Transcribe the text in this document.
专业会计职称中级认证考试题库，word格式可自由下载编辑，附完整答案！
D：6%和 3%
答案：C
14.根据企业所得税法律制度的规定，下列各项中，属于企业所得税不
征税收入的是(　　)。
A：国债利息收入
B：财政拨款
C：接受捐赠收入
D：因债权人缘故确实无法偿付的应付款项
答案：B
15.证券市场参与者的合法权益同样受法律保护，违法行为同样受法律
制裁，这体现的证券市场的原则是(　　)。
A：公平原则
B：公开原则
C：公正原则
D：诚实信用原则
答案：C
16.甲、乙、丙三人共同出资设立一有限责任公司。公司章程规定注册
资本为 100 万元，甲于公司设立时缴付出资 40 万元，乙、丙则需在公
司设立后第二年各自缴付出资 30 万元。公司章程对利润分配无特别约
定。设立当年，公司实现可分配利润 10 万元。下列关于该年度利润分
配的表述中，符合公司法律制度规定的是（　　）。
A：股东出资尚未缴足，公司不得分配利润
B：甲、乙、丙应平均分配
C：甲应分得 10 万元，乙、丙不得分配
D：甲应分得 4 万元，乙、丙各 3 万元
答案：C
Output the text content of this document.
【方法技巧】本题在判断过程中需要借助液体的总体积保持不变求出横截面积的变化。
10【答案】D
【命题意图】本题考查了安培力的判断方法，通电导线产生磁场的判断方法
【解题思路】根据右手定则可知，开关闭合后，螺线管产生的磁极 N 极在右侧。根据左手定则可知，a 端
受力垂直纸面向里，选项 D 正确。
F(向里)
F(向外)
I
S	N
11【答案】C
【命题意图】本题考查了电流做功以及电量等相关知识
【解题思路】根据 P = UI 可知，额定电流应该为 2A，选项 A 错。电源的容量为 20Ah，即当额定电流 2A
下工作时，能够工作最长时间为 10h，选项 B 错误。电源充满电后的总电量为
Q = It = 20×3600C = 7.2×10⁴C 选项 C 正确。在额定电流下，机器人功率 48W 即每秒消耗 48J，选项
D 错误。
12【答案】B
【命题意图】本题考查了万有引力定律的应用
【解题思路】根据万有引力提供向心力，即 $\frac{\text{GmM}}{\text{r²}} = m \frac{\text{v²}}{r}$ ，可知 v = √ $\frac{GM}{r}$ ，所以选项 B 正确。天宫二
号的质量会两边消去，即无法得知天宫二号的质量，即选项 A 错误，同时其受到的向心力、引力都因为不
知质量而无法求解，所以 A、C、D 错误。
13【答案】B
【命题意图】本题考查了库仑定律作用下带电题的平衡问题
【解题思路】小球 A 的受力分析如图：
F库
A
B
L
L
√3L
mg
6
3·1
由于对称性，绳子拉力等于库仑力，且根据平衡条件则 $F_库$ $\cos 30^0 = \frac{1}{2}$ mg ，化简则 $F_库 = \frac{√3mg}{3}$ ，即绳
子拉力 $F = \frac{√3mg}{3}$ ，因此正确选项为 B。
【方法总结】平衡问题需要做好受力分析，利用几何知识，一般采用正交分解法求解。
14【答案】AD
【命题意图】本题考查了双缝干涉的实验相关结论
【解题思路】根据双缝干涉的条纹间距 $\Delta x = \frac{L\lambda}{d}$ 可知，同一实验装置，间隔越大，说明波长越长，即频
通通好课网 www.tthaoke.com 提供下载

[PROBLEM REQUIREMENTS]
Repeat only the stretch of lines starting at the one containing "Output the text content of this document." and running to the final line of the entries above.

[COMPLETED TASK]
Output the text content of this document.
【方法技巧】本题在判断过程中需要借助液体的总体积保持不变求出横截面积的变化。
10【答案】D
【命题意图】本题考查了安培力的判断方法，通电导线产生磁场的判断方法
【解题思路】根据右手定则可知，开关闭合后，螺线管产生的磁极 N 极在右侧。根据左手定则可知，a 端
受力垂直纸面向里，选项 D 正确。
F(向里)
F(向外)
I
S	N
11【答案】C
【命题意图】本题考查了电流做功以及电量等相关知识
【解题思路】根据 P = UI 可知，额定电流应该为 2A，选项 A 错。电源的容量为 20Ah，即当额定电流 2A
下工作时，能够工作最长时间为 10h，选项 B 错误。电源充满电后的总电量为
Q = It = 20×3600C = 7.2×10⁴C 选项 C 正确。在额定电流下，机器人功率 48W 即每秒消耗 48J，选项
D 错误。
12【答案】B
【命题意图】本题考查了万有引力定律的应用
【解题思路】根据万有引力提供向心力，即 $\frac{\text{GmM}}{\text{r²}} = m \frac{\text{v²}}{r}$ ，可知 v = √ $\frac{GM}{r}$ ，所以选项 B 正确。天宫二
号的质量会两边消去，即无法得知天宫二号的质量，即选项 A 错误，同时其受到的向心力、引力都因为不
知质量而无法求解，所以 A、C、D 错误。
13【答案】B
【命题意图】本题考查了库仑定律作用下带电题的平衡问题
【解题思路】小球 A 的受力分析如图：
F库
A
B
L
L
√3L
mg
6
3·1
由于对称性，绳子拉力等于库仑力，且根据平衡条件则 $F_库$ $\cos 30^0 = \frac{1}{2}$ mg ，化简则 $F_库 = \frac{√3mg}{3}$ ，即绳
子拉力 $F = \frac{√3mg}{3}$ ，因此正确选项为 B。
【方法总结】平衡问题需要做好受力分析，利用几何知识，一般采用正交分解法求解。
14【答案】AD
【命题意图】本题考查了双缝干涉的实验相关结论
【解题思路】根据双缝干涉的条纹间距 $\Delta x = \frac{L\lambda}{d}$ 可知，同一实验装置，间隔越大，说明波长越长，即频
通通好课网 www.tthaoke.com 提供下载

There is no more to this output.